DATA FOR THE TASK:
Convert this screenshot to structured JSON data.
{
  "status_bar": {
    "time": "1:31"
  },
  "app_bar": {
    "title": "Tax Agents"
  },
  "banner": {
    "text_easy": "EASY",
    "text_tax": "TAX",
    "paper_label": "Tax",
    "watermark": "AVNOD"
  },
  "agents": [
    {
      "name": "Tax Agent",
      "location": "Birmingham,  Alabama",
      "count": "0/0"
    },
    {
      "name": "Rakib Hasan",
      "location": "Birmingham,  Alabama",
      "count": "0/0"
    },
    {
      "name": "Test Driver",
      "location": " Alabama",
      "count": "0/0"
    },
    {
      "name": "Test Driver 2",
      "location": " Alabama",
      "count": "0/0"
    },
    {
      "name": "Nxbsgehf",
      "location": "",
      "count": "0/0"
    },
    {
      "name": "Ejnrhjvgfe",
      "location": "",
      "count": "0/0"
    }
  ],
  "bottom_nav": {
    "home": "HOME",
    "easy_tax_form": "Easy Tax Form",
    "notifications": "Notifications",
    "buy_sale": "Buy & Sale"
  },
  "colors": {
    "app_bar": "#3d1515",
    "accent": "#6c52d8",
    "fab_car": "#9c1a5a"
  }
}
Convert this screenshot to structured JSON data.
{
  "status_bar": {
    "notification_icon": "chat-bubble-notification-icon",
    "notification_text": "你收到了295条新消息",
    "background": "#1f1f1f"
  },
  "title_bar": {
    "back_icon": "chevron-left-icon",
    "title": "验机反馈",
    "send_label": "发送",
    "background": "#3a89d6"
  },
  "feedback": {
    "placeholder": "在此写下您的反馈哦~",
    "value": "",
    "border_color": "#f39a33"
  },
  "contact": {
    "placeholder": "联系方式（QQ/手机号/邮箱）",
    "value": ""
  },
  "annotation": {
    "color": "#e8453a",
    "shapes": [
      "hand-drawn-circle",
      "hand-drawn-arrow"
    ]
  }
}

YOUR GOAL:
Repeat the data verbatim.

CORRECT OUTPUT:
Convert this screenshot to structured JSON data.
{
  "status_bar": {
    "time": "1:31"
  },
  "app_bar": {
    "title": "Tax Agents"
  },
  "banner": {
    "text_easy": "EASY",
    "text_tax": "TAX",
    "paper_label": "Tax",
    "watermark": "AVNOD"
  },
  "agents": [
    {
      "name": "Tax Agent",
      "location": "Birmingham,  Alabama",
      "count": "0/0"
    },
    {
      "name": "Rakib Hasan",
      "location": "Birmingham,  Alabama",
      "count": "0/0"
    },
    {
      "name": "Test Driver",
      "location": " Alabama",
      "count": "0/0"
    },
    {
      "name": "Test Driver 2",
      "location": " Alabama",
      "count": "0/0"
    },
    {
      "name": "Nxbsgehf",
      "location": "",
      "count": "0/0"
    },
    {
      "name": "Ejnrhjvgfe",
      "location": "",
      "count": "0/0"
    }
  ],
  "bottom_nav": {
    "home": "HOME",
    "easy_tax_form": "Easy Tax Form",
    "notifications": "Notifications",
    "buy_sale": "Buy & Sale"
  },
  "colors": {
    "app_bar": "#3d1515",
    "accent": "#6c52d8",
    "fab_car": "#9c1a5a"
  }
}
Convert this screenshot to structured JSON data.
{
  "status_bar": {
    "notification_icon": "chat-bubble-notification-icon",
    "notification_text": "你收到了295条新消息",
    "background": "#1f1f1f"
  },
  "title_bar": {
    "back_icon": "chevron-left-icon",
    "title": "验机反馈",
    "send_label": "发送",
    "background": "#3a89d6"
  },
  "feedback": {
    "placeholder": "在此写下您的反馈哦~",
    "value": "",
    "border_color": "#f39a33"
  },
  "contact": {
    "placeholder": "联系方式（QQ/手机号/邮箱）",
    "value": ""
  },
  "annotation": {
    "color": "#e8453a",
    "shapes": [
      "hand-drawn-circle",
      "hand-drawn-arrow"
    ]
  }
}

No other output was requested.